(Rows from a dataset)
__________

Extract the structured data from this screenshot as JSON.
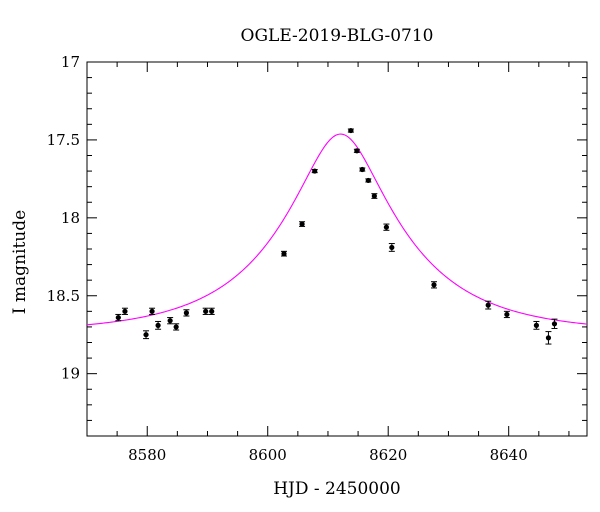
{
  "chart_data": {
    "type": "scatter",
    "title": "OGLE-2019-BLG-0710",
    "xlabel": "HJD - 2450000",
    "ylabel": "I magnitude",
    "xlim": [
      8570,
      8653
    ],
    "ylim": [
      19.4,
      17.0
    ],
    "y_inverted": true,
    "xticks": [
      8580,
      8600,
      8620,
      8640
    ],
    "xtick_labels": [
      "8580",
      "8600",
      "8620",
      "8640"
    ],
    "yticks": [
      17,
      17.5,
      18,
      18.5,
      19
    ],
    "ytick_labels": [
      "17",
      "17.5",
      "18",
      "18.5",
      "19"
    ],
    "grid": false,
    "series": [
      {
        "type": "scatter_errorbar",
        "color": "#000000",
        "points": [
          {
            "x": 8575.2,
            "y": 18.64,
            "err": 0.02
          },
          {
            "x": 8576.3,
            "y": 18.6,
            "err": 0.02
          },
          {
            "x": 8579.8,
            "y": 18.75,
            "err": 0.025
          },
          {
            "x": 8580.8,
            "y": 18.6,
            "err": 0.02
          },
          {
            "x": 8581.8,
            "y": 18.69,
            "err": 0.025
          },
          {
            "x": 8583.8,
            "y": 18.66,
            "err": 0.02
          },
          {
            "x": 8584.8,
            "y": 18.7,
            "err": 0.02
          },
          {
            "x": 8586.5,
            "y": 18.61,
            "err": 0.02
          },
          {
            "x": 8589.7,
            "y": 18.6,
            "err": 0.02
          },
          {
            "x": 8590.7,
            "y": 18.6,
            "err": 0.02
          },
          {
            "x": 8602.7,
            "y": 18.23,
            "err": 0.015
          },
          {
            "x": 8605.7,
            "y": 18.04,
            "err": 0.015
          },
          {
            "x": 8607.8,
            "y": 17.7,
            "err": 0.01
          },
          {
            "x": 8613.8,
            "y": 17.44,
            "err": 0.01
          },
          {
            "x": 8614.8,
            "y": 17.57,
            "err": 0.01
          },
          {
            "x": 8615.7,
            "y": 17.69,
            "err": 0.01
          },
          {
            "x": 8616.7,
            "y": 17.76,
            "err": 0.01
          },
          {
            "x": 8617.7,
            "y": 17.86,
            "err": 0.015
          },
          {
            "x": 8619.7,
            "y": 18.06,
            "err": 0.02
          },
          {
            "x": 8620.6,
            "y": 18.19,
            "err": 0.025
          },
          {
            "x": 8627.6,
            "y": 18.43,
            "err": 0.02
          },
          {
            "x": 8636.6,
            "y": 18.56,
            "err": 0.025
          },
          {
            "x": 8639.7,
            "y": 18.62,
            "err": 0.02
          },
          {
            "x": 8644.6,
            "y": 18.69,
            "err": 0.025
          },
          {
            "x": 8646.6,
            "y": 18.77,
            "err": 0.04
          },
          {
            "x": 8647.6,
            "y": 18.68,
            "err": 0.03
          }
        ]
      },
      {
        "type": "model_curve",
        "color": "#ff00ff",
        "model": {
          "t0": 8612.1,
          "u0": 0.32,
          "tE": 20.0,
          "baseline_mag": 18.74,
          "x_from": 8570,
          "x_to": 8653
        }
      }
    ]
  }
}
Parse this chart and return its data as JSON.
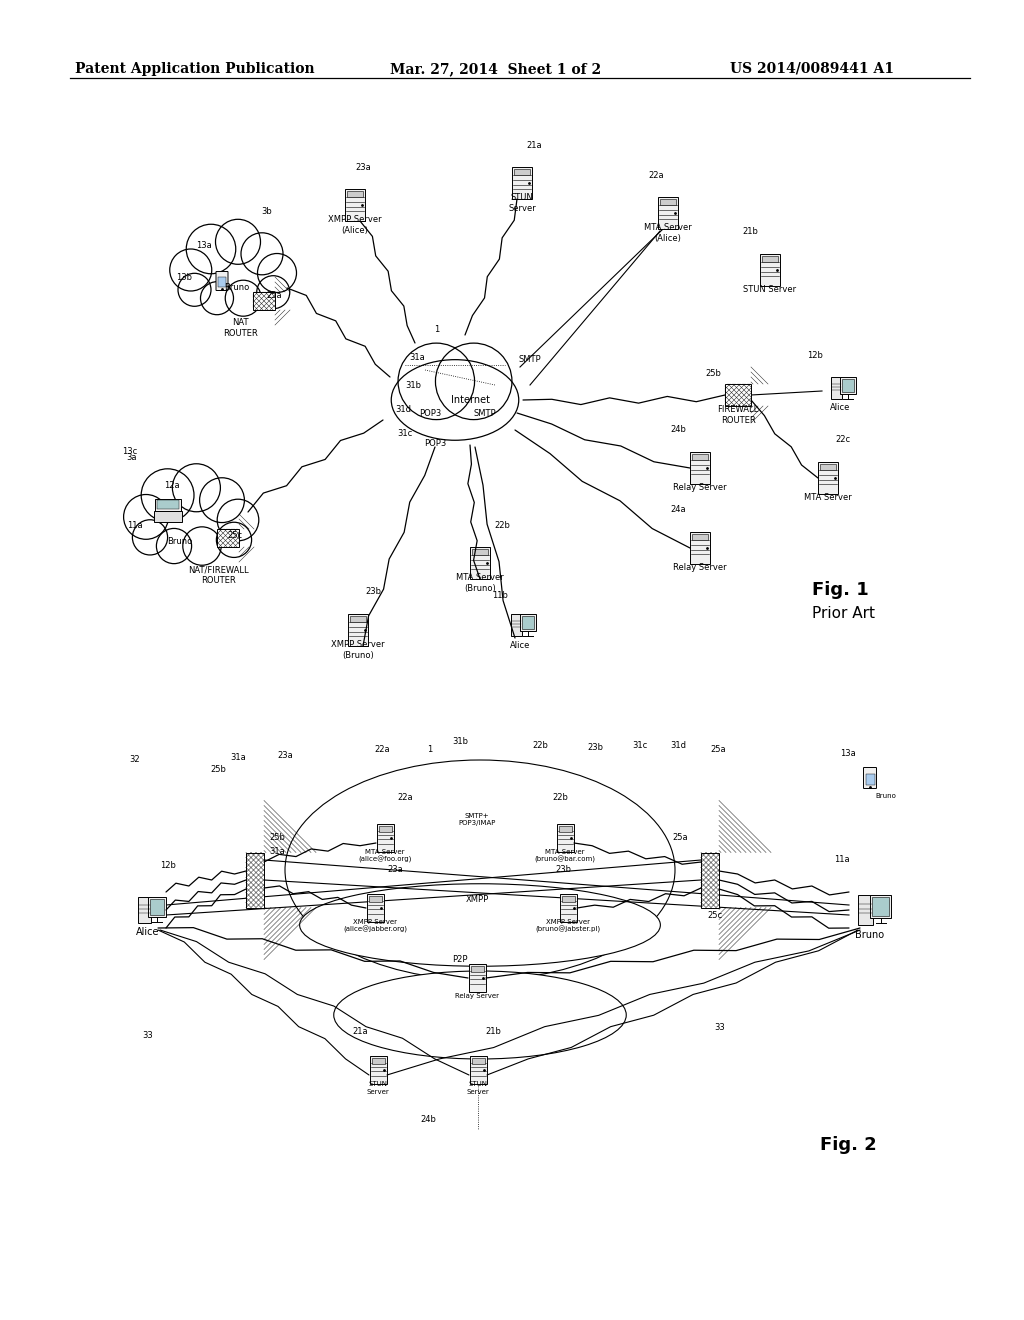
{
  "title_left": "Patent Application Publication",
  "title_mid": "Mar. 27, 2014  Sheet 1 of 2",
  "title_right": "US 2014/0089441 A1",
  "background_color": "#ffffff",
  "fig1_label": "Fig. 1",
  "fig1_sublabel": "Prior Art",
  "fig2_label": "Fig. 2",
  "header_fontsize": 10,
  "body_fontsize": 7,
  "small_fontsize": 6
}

__________

DO THIS: Reproduce all of the entries word for word, skipping any pictures they hold.

EXERCISE RESPONSE:
Extract the structured data from this screenshot as JSON.
{
  "chart_data": {
    "type": "scatter",
    "title": "OGLE-2019-BLG-0710",
    "xlabel": "HJD - 2450000",
    "ylabel": "I magnitude",
    "xlim": [
      8570,
      8653
    ],
    "ylim": [
      19.4,
      17.0
    ],
    "y_inverted": true,
    "xticks": [
      8580,
      8600,
      8620,
      8640
    ],
    "xtick_labels": [
      "8580",
      "8600",
      "8620",
      "8640"
    ],
    "yticks": [
      17,
      17.5,
      18,
      18.5,
      19
    ],
    "ytick_labels": [
      "17",
      "17.5",
      "18",
      "18.5",
      "19"
    ],
    "grid": false,
    "series": [
      {
        "type": "scatter_errorbar",
        "color": "#000000",
        "points": [
          {
            "x": 8575.2,
            "y": 18.64,
            "err": 0.02
          },
          {
            "x": 8576.3,
            "y": 18.6,
            "err": 0.02
          },
          {
            "x": 8579.8,
            "y": 18.75,
            "err": 0.025
          },
          {
            "x": 8580.8,
            "y": 18.6,
            "err": 0.02
          },
          {
            "x": 8581.8,
            "y": 18.69,
            "err": 0.025
          },
          {
            "x": 8583.8,
            "y": 18.66,
            "err": 0.02
          },
          {
            "x": 8584.8,
            "y": 18.7,
            "err": 0.02
          },
          {
            "x": 8586.5,
            "y": 18.61,
            "err": 0.02
          },
          {
            "x": 8589.7,
            "y": 18.6,
            "err": 0.02
          },
          {
            "x": 8590.7,
            "y": 18.6,
            "err": 0.02
          },
          {
            "x": 8602.7,
            "y": 18.23,
            "err": 0.015
          },
          {
            "x": 8605.7,
            "y": 18.04,
            "err": 0.015
          },
          {
            "x": 8607.8,
            "y": 17.7,
            "err": 0.01
          },
          {
            "x": 8613.8,
            "y": 17.44,
            "err": 0.01
          },
          {
            "x": 8614.8,
            "y": 17.57,
            "err": 0.01
          },
          {
            "x": 8615.7,
            "y": 17.69,
            "err": 0.01
          },
          {
            "x": 8616.7,
            "y": 17.76,
            "err": 0.01
          },
          {
            "x": 8617.7,
            "y": 17.86,
            "err": 0.015
          },
          {
            "x": 8619.7,
            "y": 18.06,
            "err": 0.02
          },
          {
            "x": 8620.6,
            "y": 18.19,
            "err": 0.025
          },
          {
            "x": 8627.6,
            "y": 18.43,
            "err": 0.02
          },
          {
            "x": 8636.6,
            "y": 18.56,
            "err": 0.025
          },
          {
            "x": 8639.7,
            "y": 18.62,
            "err": 0.02
          },
          {
            "x": 8644.6,
            "y": 18.69,
            "err": 0.025
          },
          {
            "x": 8646.6,
            "y": 18.77,
            "err": 0.04
          },
          {
            "x": 8647.6,
            "y": 18.68,
            "err": 0.03
          }
        ]
      },
      {
        "type": "model_curve",
        "color": "#ff00ff",
        "model": {
          "t0": 8612.1,
          "u0": 0.32,
          "tE": 20.0,
          "baseline_mag": 18.74,
          "x_from": 8570,
          "x_to": 8653
        }
      }
    ]
  }
}
Parse this chart and return its data as JSON.
{
  "title_left": "Patent Application Publication",
  "title_mid": "Mar. 27, 2014  Sheet 1 of 2",
  "title_right": "US 2014/0089441 A1",
  "background_color": "#ffffff",
  "fig1_label": "Fig. 1",
  "fig1_sublabel": "Prior Art",
  "fig2_label": "Fig. 2",
  "header_fontsize": 10,
  "body_fontsize": 7,
  "small_fontsize": 6
}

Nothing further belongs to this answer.